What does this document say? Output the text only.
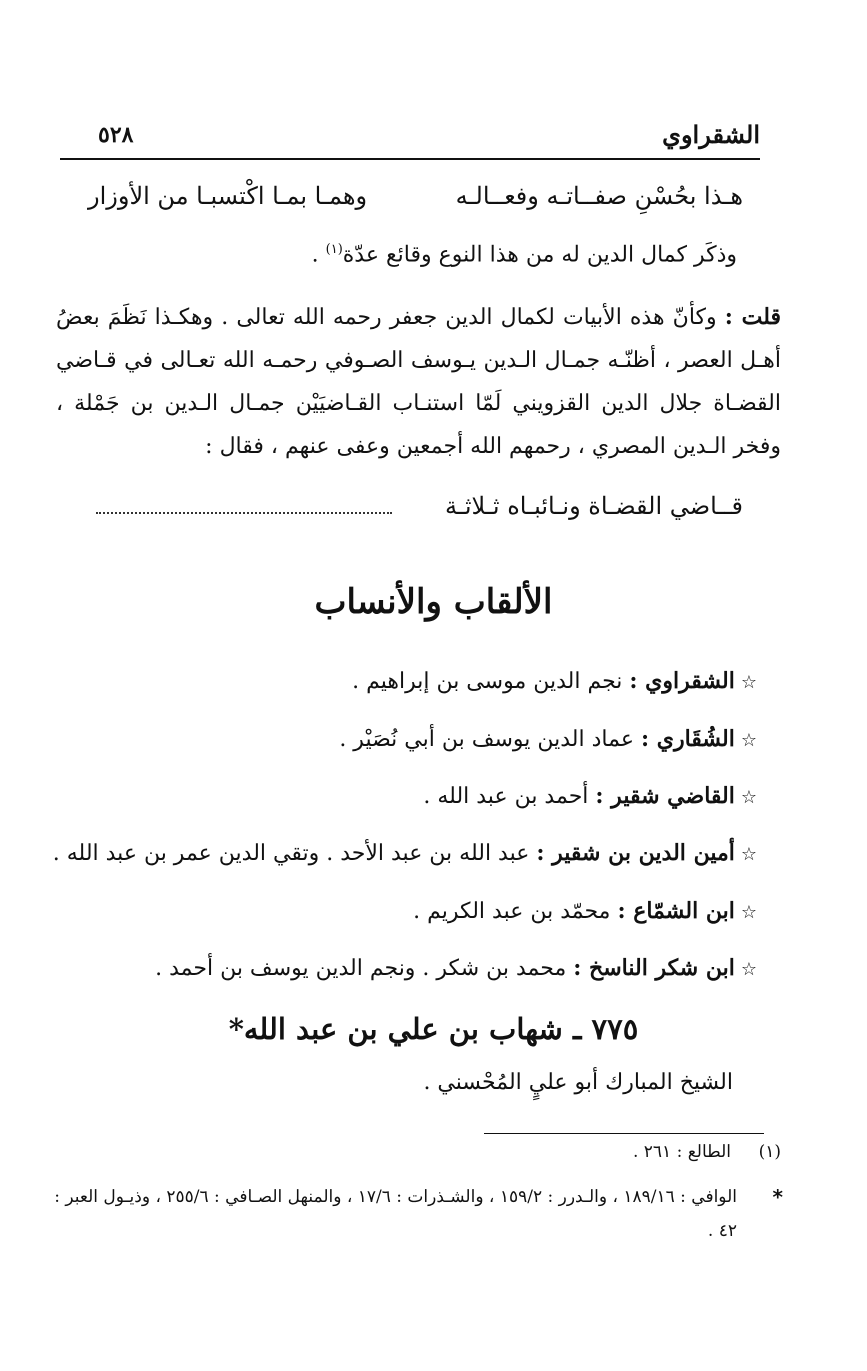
الشقراوي
٥٢٨
هـذا بحُسْنِ صفــاتـه وفعــالـه
وهمـا بمـا اكْتسبـا من الأوزار
وذكَر كمال الدين له من هذا النوع وقائع عدّة$^{(١)}$ .
قلت : وكأنّ هذه الأبيات لكمال الدين جعفر رحمه الله تعالى . وهكـذا نَظَمَ بعضُ أهـل العصر ، أظنّـه جمـال الـدين يـوسف الصـوفي رحمـه الله تعـالى في قـاضي القضـاة جلال الدين القزويني لَمّا استنـاب القـاضيَيْن جمـال الـدين بن جَمْلة ، وفخر الـدين المصري ، رحمهم الله أجمعين وعفى عنهم ، فقال :
قــاضي القضـاة ونـائبـاه ثـلاثـة
الألقاب والأنساب
☆الشقراوي : نجم الدين موسى بن إبراهيم .
☆الشُقَاري : عماد الدين يوسف بن أبي نُصَيْر .
☆القاضي شقير : أحمد بن عبد الله .
☆أمين الدين بن شقير : عبد الله بن عبد الأحد . وتقي الدين عمر بن عبد الله .
☆ابن الشمّاع : محمّد بن عبد الكريم .
☆ابن شكر الناسخ : محمد بن شكر . ونجم الدين يوسف بن أحمد .
٧٧٥ ـ شهاب بن علي بن عبد الله*
الشيخ المبارك أبو عليٍ المُحْسني .
(١)الطالع : ٢٦١ .
*
الوافي : ١٨٩/١٦ ، والـدرر : ١٥٩/٢ ، والشـذرات : ١٧/٦ ، والمنهل الصـافي : ٢٥٥/٦ ، وذيـول العبر : ٤٢ .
====================
» **Written exercise**: Where a line holds "أحمد", copy that line.

» **Finished answer**:
☆القاضي شقير : أحمد بن عبد الله .
☆ابن شكر الناسخ : محمد بن شكر . ونجم الدين يوسف بن أحمد .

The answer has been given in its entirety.